● **WHAT YOU SHOULD DO**: Rewrite the listing from its first line through the line containing "word-bad: bad <box>337 451 350 472</box>", inclusive, changing "quality" to "value" and leaving everything else as it is.

● **PROVIDED RECORDS**:
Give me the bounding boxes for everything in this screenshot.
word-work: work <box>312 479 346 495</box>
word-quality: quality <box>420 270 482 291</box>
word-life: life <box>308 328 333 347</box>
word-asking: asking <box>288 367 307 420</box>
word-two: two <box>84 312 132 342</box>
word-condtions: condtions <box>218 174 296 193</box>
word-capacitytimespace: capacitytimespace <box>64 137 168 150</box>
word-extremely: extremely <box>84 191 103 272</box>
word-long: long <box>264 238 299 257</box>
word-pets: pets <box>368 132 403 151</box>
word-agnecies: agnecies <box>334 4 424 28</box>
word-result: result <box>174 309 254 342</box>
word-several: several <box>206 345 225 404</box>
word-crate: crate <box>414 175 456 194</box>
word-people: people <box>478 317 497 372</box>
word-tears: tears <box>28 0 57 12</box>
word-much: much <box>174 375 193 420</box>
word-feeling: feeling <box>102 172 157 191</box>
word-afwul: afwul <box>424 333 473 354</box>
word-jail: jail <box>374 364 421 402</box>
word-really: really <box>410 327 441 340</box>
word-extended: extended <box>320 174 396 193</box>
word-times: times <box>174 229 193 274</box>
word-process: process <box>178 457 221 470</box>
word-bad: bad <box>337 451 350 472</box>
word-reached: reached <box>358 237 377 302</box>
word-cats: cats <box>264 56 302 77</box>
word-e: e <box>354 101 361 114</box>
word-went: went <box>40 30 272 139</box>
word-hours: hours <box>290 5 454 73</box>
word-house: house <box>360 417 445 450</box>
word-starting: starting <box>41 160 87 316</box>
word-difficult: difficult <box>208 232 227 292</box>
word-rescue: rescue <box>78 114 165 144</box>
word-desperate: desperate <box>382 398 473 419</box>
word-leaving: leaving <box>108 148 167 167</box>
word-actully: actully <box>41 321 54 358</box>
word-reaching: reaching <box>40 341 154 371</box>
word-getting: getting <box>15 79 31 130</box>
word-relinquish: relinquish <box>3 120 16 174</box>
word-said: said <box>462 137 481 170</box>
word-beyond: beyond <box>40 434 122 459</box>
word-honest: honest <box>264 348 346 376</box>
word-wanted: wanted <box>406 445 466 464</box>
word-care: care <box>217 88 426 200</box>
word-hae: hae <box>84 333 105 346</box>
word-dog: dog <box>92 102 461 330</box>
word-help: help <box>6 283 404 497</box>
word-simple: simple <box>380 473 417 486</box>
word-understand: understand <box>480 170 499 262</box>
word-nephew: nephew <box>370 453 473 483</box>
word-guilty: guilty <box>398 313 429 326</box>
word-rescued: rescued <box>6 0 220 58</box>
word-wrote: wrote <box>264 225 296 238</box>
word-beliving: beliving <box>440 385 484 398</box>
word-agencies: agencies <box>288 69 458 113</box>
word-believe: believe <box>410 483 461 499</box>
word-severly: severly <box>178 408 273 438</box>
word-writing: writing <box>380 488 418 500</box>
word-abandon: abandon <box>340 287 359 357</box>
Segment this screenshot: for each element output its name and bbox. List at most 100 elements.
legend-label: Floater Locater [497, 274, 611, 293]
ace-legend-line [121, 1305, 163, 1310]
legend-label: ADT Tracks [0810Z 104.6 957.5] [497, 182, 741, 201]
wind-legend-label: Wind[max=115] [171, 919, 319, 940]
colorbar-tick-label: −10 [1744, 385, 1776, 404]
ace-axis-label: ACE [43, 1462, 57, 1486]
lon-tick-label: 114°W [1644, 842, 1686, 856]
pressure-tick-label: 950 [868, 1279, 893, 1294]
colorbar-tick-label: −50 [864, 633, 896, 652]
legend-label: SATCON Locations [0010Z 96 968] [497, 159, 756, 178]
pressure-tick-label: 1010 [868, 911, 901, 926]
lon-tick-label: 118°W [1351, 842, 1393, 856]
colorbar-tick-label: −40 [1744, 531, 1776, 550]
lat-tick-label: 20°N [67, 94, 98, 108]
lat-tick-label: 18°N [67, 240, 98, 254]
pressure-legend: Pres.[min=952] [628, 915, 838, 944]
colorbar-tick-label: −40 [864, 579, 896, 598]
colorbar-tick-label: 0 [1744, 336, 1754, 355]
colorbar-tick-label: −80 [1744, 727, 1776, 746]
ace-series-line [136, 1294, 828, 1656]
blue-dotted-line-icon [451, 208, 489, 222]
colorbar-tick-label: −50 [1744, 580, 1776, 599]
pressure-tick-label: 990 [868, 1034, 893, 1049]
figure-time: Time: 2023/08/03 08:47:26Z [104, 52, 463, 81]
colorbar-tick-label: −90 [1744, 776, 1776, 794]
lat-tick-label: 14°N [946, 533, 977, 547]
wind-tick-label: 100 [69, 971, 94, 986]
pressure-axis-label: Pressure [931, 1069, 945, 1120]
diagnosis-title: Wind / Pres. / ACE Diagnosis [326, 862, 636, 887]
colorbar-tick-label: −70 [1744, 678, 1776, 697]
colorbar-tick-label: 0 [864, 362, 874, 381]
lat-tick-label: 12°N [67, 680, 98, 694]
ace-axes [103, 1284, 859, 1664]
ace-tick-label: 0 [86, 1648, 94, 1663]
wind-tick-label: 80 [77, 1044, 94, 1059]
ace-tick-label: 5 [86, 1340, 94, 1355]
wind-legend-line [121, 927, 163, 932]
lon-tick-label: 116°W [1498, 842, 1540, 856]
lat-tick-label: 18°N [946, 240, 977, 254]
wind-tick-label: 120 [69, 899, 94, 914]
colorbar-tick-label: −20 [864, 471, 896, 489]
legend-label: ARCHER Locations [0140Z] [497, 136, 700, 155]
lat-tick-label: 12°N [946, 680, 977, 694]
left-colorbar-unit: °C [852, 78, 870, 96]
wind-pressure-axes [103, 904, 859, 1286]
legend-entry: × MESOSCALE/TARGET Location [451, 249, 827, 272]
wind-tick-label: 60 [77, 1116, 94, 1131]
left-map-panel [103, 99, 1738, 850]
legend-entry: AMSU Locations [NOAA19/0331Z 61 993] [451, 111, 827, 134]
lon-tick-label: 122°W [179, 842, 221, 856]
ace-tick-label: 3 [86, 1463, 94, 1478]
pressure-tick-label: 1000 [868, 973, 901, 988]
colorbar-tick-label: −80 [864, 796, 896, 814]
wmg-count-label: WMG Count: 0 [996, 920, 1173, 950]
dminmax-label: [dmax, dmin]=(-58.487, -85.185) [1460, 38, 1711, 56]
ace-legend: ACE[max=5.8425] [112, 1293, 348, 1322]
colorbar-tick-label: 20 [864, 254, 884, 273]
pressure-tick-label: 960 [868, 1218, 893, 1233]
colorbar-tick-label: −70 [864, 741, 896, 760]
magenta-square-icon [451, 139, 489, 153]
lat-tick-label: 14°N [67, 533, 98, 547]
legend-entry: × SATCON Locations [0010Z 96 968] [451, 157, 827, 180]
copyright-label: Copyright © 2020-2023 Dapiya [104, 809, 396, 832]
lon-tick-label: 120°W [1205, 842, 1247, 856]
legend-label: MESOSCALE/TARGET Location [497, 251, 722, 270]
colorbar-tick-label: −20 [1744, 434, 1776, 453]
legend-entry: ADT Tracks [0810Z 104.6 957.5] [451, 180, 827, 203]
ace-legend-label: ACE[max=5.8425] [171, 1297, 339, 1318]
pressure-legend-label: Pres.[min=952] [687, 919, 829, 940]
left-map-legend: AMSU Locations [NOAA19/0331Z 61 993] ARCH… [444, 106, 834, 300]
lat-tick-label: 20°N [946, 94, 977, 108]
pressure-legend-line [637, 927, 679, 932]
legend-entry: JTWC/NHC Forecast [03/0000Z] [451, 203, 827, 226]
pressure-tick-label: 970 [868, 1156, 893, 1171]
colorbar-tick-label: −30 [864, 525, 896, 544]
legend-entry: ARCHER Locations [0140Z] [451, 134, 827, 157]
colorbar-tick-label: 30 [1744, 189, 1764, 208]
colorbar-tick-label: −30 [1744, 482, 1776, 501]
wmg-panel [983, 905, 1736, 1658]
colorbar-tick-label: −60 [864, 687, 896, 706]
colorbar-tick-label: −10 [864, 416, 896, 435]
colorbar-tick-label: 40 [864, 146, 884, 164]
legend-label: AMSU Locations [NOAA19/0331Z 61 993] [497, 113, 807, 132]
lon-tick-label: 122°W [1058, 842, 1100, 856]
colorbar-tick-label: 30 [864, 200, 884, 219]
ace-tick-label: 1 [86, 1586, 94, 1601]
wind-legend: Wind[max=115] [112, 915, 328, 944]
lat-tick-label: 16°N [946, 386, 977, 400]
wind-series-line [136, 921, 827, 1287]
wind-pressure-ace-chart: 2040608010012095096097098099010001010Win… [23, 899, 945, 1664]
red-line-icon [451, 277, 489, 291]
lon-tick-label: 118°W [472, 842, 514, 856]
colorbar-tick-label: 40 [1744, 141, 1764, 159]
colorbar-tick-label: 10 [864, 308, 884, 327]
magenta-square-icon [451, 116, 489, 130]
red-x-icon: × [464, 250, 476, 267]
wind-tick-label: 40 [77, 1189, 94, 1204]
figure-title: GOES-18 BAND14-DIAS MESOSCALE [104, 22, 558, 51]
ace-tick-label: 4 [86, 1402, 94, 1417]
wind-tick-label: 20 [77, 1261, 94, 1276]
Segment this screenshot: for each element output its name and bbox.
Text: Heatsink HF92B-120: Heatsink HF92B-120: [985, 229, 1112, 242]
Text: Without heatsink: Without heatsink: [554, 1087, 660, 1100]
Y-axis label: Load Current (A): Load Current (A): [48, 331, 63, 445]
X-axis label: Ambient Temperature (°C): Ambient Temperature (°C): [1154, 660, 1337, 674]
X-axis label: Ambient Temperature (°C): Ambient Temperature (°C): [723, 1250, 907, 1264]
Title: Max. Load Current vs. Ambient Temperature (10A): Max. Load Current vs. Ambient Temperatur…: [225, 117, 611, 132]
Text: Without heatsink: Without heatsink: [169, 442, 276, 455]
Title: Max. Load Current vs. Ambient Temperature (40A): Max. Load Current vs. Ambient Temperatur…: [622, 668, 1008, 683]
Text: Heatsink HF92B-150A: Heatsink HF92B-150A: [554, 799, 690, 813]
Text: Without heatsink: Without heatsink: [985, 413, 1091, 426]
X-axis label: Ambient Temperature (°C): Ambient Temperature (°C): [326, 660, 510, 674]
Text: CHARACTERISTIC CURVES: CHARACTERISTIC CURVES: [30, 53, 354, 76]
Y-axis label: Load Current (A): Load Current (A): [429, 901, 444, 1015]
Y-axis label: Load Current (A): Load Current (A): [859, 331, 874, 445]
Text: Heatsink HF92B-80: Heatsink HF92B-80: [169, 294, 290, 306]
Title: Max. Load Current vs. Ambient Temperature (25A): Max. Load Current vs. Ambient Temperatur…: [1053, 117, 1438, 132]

● **SOLVED EXERCISE**:
Give me the bounding boxes for everything in this screenshot.
word-work: work <box>312 479 346 495</box>
word-value: value <box>420 270 482 291</box>
word-life: life <box>308 328 333 347</box>
word-asking: asking <box>288 367 307 420</box>
word-two: two <box>84 312 132 342</box>
word-condtions: condtions <box>218 174 296 193</box>
word-capacitytimespace: capacitytimespace <box>64 137 168 150</box>
word-extremely: extremely <box>84 191 103 272</box>
word-long: long <box>264 238 299 257</box>
word-pets: pets <box>368 132 403 151</box>
word-agnecies: agnecies <box>334 4 424 28</box>
word-result: result <box>174 309 254 342</box>
word-several: several <box>206 345 225 404</box>
word-crate: crate <box>414 175 456 194</box>
word-people: people <box>478 317 497 372</box>
word-tears: tears <box>28 0 57 12</box>
word-much: much <box>174 375 193 420</box>
word-feeling: feeling <box>102 172 157 191</box>
word-afwul: afwul <box>424 333 473 354</box>
word-jail: jail <box>374 364 421 402</box>
word-really: really <box>410 327 441 340</box>
word-extended: extended <box>320 174 396 193</box>
word-times: times <box>174 229 193 274</box>
word-process: process <box>178 457 221 470</box>
word-bad: bad <box>337 451 350 472</box>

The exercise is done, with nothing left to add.